• _Exercise task_
Where a line holds the word "second", copy that line.

• _Material_

+++

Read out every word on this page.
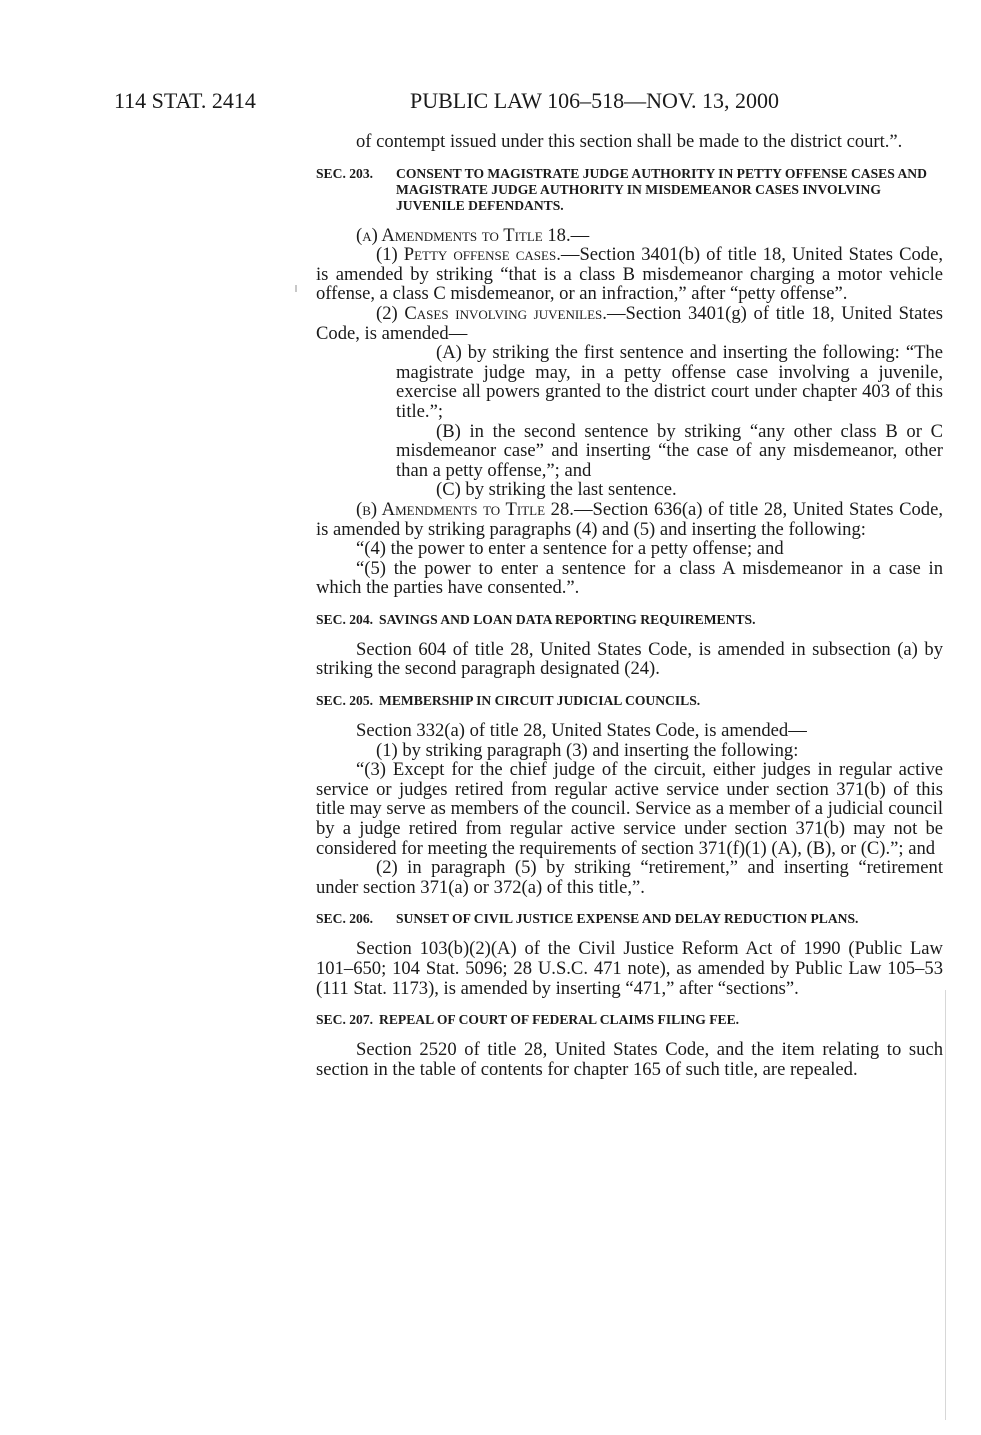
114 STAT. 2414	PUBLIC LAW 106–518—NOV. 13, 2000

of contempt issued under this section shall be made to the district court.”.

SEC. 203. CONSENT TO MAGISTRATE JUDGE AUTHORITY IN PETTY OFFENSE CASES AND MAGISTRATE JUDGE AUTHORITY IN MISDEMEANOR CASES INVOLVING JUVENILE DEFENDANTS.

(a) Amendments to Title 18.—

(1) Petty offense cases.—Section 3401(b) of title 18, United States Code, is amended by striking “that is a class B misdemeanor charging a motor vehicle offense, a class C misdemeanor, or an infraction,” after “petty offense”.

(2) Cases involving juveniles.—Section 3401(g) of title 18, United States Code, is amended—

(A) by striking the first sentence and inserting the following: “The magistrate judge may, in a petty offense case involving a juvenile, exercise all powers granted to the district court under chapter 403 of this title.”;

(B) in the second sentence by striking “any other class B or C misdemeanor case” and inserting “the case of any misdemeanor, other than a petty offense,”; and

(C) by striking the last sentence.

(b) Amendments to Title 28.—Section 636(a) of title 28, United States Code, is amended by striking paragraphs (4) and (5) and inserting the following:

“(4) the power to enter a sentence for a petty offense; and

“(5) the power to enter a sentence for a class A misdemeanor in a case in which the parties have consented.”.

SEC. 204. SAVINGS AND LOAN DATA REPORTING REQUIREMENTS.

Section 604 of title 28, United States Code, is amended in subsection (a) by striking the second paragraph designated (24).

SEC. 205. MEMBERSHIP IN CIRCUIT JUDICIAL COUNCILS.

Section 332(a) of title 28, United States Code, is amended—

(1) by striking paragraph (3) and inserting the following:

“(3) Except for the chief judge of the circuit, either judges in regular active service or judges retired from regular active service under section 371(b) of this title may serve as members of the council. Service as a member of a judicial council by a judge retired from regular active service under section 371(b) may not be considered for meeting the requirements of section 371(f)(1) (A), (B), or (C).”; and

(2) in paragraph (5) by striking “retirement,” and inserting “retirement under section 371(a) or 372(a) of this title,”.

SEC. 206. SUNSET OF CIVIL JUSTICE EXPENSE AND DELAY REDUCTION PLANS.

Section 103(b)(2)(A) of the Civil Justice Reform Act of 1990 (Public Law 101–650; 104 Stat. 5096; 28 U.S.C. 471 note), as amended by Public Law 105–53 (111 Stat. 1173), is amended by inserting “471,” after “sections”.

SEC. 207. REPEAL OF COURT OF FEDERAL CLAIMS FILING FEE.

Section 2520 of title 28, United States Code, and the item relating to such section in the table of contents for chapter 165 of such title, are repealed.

+++

• _Result for this task_
(B) in the second sentence by striking “any other class B or C misdemeanor case” and inserting “the case of any misdemeanor, other than a petty offense,”; and
Section 604 of title 28, United States Code, is amended in subsection (a) by striking the second paragraph designated (24).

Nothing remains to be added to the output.